DIRECTIONS:
Copy out each line that mentions the word "practicing".

RECORDS:
****************************************

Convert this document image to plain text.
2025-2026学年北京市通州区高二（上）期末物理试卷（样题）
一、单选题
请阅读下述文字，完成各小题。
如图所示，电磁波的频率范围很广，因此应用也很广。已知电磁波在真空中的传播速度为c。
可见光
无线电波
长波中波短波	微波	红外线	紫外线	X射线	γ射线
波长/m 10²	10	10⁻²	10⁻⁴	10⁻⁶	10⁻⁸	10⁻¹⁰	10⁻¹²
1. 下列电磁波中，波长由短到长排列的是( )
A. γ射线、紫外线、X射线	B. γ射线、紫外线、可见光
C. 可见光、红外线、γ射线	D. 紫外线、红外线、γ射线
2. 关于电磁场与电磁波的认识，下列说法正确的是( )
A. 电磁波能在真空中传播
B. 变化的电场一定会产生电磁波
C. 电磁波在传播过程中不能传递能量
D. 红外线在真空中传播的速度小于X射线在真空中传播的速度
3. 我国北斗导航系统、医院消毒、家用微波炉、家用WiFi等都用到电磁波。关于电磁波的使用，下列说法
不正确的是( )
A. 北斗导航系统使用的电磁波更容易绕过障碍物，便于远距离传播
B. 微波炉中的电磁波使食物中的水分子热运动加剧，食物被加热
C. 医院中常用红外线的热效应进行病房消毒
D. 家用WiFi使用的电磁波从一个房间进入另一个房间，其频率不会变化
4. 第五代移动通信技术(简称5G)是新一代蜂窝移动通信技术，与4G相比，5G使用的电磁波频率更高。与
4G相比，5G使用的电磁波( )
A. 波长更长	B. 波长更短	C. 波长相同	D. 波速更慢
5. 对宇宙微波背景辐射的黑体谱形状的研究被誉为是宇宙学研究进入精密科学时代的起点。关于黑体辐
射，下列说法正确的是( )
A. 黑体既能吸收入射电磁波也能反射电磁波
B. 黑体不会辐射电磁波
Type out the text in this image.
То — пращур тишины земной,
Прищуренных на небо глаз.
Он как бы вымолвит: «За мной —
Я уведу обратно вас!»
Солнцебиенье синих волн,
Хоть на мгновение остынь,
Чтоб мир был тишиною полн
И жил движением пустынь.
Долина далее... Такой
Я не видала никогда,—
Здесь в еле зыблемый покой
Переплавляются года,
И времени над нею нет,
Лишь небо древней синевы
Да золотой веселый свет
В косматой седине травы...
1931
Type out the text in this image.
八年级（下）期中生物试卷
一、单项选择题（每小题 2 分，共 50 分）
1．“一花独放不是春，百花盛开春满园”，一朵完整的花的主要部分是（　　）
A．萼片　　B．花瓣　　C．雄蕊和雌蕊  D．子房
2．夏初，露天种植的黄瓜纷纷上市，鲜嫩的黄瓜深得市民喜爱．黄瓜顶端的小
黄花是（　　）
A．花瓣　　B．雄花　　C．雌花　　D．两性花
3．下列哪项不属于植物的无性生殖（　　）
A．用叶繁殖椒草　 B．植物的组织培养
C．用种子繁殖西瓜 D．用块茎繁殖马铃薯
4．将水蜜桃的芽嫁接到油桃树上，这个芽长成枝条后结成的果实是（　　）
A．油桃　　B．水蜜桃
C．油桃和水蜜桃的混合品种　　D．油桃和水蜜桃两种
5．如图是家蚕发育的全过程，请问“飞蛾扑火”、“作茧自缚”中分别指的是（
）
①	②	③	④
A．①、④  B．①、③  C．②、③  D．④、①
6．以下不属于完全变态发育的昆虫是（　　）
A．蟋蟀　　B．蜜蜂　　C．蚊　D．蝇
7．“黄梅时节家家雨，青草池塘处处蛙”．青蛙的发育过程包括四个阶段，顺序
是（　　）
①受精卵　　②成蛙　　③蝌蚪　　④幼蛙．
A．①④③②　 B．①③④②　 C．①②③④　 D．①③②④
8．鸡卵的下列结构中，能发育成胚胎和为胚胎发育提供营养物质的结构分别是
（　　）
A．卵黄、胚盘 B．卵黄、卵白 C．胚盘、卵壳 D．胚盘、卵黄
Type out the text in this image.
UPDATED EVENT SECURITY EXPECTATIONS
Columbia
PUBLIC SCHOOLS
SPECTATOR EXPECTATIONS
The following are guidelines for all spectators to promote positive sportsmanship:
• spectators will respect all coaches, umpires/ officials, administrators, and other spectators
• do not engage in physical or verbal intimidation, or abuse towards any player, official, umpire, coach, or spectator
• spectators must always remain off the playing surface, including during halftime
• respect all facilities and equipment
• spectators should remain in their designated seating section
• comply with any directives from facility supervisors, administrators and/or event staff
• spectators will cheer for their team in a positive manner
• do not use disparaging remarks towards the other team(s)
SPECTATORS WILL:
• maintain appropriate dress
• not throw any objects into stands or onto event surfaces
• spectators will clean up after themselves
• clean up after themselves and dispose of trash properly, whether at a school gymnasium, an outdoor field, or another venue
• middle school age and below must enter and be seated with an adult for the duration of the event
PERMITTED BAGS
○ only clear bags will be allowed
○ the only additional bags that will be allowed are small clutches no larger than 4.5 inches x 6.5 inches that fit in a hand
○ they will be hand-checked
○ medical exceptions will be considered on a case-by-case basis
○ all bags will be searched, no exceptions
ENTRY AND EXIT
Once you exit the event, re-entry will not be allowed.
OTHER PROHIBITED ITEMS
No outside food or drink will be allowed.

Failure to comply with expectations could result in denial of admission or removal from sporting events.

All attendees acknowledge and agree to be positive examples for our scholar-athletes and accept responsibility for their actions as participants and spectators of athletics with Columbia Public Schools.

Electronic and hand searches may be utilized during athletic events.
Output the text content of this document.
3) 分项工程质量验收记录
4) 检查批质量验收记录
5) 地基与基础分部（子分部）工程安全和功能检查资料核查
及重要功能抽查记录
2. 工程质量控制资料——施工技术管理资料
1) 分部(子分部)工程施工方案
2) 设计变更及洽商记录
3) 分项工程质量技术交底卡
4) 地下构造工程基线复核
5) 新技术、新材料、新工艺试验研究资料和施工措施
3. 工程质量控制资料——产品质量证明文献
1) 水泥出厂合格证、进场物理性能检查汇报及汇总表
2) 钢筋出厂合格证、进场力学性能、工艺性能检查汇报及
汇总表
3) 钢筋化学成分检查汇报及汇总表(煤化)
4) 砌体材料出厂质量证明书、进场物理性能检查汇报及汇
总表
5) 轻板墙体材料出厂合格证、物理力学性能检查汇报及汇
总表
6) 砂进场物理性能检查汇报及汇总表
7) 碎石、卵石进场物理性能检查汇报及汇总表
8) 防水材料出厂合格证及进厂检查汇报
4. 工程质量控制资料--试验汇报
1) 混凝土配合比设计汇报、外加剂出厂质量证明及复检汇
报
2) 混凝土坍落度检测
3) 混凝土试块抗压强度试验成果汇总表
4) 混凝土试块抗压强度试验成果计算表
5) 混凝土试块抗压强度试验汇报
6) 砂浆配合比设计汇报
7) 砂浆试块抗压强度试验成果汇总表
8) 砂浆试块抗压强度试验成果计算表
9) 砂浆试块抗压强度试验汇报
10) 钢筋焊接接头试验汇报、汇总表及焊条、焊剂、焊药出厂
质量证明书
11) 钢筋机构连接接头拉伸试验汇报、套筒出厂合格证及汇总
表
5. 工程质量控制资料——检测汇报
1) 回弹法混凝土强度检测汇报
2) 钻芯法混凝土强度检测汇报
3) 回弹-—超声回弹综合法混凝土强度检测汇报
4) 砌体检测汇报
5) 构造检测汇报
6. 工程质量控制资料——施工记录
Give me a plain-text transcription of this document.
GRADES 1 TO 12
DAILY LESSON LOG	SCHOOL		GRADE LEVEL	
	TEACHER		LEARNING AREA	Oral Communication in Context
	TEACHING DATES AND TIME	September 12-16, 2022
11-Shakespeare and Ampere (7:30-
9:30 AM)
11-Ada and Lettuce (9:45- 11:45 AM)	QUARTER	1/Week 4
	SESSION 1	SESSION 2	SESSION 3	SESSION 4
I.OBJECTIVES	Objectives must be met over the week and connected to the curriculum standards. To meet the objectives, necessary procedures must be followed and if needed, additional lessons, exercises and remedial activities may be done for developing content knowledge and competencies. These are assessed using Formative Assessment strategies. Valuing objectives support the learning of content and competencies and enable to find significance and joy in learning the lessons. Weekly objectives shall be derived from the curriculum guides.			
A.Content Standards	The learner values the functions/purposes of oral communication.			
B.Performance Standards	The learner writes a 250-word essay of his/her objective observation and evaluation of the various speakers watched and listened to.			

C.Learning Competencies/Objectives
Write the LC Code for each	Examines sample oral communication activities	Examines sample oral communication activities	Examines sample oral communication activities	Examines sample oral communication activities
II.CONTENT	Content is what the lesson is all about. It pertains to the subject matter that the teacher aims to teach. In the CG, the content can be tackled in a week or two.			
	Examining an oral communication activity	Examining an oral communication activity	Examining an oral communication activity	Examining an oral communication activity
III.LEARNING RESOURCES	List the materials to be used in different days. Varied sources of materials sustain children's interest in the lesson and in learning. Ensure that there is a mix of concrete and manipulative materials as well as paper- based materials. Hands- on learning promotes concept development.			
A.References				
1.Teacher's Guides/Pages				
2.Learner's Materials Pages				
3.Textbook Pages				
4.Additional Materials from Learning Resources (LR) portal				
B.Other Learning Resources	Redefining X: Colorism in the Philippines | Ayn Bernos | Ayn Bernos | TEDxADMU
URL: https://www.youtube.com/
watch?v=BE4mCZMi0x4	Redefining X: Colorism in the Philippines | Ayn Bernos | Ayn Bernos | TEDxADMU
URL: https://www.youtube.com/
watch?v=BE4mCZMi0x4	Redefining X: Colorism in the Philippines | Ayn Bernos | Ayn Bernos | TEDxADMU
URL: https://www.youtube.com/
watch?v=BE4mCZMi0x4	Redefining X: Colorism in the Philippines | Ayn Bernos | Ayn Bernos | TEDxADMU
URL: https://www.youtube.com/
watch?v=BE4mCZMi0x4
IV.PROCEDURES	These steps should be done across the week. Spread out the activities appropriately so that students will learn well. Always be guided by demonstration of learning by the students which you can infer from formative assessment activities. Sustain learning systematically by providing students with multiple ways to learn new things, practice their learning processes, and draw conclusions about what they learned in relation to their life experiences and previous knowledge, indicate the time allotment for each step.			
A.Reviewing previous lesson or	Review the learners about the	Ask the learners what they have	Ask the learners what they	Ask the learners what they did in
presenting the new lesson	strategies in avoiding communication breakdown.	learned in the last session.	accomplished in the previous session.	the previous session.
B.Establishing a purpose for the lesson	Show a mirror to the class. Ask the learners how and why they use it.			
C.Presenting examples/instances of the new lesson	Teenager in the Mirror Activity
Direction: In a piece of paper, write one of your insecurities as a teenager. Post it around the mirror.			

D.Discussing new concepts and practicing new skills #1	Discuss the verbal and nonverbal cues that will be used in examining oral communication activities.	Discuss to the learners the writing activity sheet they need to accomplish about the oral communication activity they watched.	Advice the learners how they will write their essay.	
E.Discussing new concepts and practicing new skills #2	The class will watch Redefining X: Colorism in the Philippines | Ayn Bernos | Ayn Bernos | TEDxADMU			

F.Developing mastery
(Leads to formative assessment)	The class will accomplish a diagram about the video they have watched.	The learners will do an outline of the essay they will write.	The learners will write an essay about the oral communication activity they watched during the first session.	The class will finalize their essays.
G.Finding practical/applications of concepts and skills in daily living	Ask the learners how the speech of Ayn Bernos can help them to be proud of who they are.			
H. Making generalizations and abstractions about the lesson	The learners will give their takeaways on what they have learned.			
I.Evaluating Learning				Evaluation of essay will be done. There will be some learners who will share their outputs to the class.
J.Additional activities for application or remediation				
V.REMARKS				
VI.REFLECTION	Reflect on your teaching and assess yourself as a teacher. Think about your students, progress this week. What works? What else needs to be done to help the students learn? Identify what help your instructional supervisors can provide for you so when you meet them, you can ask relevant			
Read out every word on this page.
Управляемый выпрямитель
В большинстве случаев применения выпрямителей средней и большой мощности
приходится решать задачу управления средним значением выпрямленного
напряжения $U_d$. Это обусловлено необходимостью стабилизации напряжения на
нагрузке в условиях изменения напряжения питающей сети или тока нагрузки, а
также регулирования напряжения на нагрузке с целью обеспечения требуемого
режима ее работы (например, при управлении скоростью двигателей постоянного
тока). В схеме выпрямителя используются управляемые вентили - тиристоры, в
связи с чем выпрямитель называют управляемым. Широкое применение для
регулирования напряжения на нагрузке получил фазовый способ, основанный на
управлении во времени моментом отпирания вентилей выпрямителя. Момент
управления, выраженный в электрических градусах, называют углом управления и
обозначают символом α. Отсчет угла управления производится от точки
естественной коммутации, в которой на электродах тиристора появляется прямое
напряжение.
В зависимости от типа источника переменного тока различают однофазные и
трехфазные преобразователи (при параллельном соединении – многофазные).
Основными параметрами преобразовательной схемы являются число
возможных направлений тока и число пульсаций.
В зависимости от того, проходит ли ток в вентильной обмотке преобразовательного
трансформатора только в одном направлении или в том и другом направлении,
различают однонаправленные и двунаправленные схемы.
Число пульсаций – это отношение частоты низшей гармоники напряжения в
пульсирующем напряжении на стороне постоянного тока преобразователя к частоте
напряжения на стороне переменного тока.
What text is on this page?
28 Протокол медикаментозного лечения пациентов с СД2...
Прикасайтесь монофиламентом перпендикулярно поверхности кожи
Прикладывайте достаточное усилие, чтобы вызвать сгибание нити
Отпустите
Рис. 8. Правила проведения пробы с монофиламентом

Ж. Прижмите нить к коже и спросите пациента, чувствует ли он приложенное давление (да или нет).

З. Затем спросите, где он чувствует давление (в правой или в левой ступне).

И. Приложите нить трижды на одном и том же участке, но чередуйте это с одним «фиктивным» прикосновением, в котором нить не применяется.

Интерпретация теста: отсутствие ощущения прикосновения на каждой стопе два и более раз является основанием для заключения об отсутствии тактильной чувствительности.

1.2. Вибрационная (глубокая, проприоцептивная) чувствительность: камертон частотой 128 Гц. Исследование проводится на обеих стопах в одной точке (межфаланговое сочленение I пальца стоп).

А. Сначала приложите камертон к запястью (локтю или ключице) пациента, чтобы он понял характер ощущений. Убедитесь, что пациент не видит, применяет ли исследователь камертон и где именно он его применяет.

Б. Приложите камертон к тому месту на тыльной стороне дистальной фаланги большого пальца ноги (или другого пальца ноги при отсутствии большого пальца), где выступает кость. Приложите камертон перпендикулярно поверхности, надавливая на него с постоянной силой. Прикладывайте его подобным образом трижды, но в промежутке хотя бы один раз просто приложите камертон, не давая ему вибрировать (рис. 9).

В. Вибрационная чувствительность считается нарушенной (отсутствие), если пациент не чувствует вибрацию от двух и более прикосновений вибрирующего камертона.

****************************************

SOLUTION FOR THIS TASK:
D.Discussing new concepts and practicing new skills #1	Discuss the verbal and nonverbal cues that will be used in examining oral communication activities.	Discuss to the learners the writing activity sheet they need to accomplish about the oral communication activity they watched.	Advice the learners how they will write their essay.	
E.Discussing new concepts and practicing new skills #2	The class will watch Redefining X: Colorism in the Philippines | Ayn Bernos | Ayn Bernos | TEDxADMU			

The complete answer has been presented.